### Task
Give only a count of the lines that include the string "photo".

-- -- --

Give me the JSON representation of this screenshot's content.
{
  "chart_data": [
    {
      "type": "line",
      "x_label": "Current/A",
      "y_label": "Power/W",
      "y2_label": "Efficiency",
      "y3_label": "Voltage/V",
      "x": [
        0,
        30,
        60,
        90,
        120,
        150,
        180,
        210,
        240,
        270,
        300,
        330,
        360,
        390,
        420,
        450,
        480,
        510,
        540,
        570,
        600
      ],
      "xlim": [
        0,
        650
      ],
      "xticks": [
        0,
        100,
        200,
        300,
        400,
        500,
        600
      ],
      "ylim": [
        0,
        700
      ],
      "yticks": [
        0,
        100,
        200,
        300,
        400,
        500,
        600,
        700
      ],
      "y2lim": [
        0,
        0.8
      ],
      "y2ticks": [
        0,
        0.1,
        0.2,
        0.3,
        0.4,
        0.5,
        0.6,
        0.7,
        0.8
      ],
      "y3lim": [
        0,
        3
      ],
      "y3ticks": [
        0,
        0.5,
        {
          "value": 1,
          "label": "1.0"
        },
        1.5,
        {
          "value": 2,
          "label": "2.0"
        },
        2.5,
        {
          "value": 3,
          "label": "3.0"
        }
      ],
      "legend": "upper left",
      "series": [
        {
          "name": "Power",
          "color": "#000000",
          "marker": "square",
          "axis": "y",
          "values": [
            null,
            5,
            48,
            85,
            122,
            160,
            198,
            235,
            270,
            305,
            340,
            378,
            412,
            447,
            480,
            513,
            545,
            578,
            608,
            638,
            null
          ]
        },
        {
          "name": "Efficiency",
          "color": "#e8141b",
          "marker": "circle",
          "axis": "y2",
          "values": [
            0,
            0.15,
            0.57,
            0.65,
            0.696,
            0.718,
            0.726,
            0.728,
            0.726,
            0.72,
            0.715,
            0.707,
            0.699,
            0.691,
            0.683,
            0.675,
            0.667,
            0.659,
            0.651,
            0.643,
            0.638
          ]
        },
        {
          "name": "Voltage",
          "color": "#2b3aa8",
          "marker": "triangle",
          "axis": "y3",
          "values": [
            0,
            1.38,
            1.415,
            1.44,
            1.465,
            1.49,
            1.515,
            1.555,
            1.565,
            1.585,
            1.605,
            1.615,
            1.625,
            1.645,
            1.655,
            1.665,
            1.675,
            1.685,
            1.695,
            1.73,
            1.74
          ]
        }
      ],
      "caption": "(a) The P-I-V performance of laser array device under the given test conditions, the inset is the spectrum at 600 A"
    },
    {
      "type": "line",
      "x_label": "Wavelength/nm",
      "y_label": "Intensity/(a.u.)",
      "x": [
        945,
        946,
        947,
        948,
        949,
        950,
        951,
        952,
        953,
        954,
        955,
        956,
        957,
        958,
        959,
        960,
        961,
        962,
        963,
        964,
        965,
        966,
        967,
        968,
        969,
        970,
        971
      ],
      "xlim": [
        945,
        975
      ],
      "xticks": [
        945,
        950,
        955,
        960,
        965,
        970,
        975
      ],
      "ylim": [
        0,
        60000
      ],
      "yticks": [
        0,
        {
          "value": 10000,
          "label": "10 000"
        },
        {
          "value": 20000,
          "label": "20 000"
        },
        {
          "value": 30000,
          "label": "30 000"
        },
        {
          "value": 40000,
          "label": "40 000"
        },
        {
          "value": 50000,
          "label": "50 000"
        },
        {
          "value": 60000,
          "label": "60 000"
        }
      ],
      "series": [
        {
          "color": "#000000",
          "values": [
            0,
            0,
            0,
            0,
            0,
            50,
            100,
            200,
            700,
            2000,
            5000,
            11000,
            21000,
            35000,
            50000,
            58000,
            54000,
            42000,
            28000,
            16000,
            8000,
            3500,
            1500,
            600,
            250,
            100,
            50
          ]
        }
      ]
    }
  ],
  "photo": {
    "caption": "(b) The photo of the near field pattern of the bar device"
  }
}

-- -- --

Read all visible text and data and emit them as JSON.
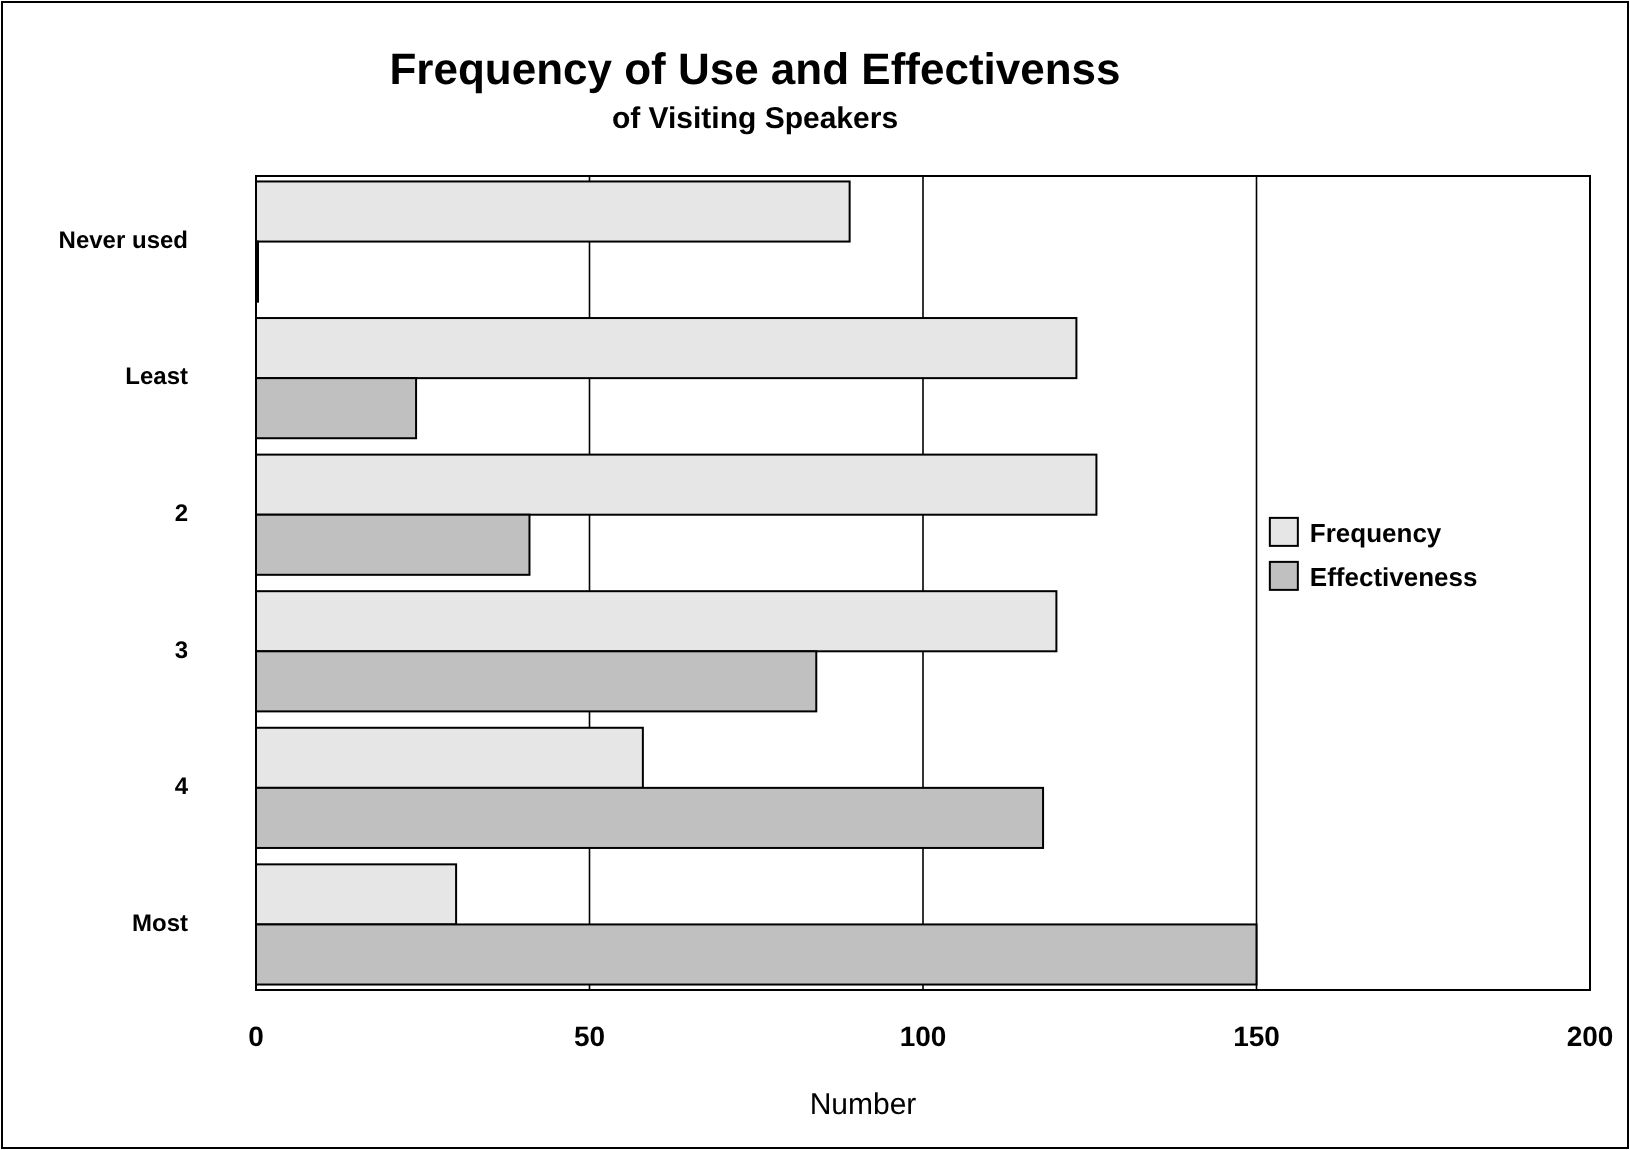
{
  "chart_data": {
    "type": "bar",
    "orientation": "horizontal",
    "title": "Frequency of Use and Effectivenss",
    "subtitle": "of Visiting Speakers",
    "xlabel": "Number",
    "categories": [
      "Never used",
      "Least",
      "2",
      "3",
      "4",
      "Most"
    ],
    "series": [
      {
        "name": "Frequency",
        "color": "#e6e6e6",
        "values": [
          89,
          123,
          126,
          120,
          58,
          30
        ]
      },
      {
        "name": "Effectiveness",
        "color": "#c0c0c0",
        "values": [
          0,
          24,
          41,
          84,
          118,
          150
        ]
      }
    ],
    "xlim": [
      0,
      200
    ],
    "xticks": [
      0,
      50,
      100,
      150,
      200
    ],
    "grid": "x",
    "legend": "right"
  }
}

-- -- --

### Exercise output
2